- **Set exercise**
Can you quote the records below in full, word for word?

[START OF Supplied data]

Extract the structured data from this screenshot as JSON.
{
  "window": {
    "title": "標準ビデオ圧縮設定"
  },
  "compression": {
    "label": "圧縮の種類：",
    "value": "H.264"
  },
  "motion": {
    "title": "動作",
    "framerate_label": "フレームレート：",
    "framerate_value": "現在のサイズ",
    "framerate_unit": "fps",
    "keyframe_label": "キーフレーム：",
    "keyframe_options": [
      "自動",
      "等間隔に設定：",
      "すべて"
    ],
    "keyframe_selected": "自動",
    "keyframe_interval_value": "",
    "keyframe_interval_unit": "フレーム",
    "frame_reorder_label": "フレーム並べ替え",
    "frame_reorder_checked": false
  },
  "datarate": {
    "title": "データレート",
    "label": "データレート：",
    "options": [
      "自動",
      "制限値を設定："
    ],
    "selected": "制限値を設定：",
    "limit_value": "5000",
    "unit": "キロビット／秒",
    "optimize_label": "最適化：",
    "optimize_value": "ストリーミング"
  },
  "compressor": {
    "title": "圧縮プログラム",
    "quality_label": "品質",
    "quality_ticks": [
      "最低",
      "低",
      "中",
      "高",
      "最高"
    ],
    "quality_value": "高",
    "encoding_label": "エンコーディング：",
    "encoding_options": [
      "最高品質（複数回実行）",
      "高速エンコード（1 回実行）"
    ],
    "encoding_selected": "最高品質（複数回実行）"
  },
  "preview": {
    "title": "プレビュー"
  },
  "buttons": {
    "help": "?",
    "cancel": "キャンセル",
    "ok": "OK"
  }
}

[END OF Supplied data]

- **Result of this task**
Extract the structured data from this screenshot as JSON.
{
  "window": {
    "title": "標準ビデオ圧縮設定"
  },
  "compression": {
    "label": "圧縮の種類：",
    "value": "H.264"
  },
  "motion": {
    "title": "動作",
    "framerate_label": "フレームレート：",
    "framerate_value": "現在のサイズ",
    "framerate_unit": "fps",
    "keyframe_label": "キーフレーム：",
    "keyframe_options": [
      "自動",
      "等間隔に設定：",
      "すべて"
    ],
    "keyframe_selected": "自動",
    "keyframe_interval_value": "",
    "keyframe_interval_unit": "フレーム",
    "frame_reorder_label": "フレーム並べ替え",
    "frame_reorder_checked": false
  },
  "datarate": {
    "title": "データレート",
    "label": "データレート：",
    "options": [
      "自動",
      "制限値を設定："
    ],
    "selected": "制限値を設定：",
    "limit_value": "5000",
    "unit": "キロビット／秒",
    "optimize_label": "最適化：",
    "optimize_value": "ストリーミング"
  },
  "compressor": {
    "title": "圧縮プログラム",
    "quality_label": "品質",
    "quality_ticks": [
      "最低",
      "低",
      "中",
      "高",
      "最高"
    ],
    "quality_value": "高",
    "encoding_label": "エンコーディング：",
    "encoding_options": [
      "最高品質（複数回実行）",
      "高速エンコード（1 回実行）"
    ],
    "encoding_selected": "最高品質（複数回実行）"
  },
  "preview": {
    "title": "プレビュー"
  },
  "buttons": {
    "help": "?",
    "cancel": "キャンセル",
    "ok": "OK"
  }
}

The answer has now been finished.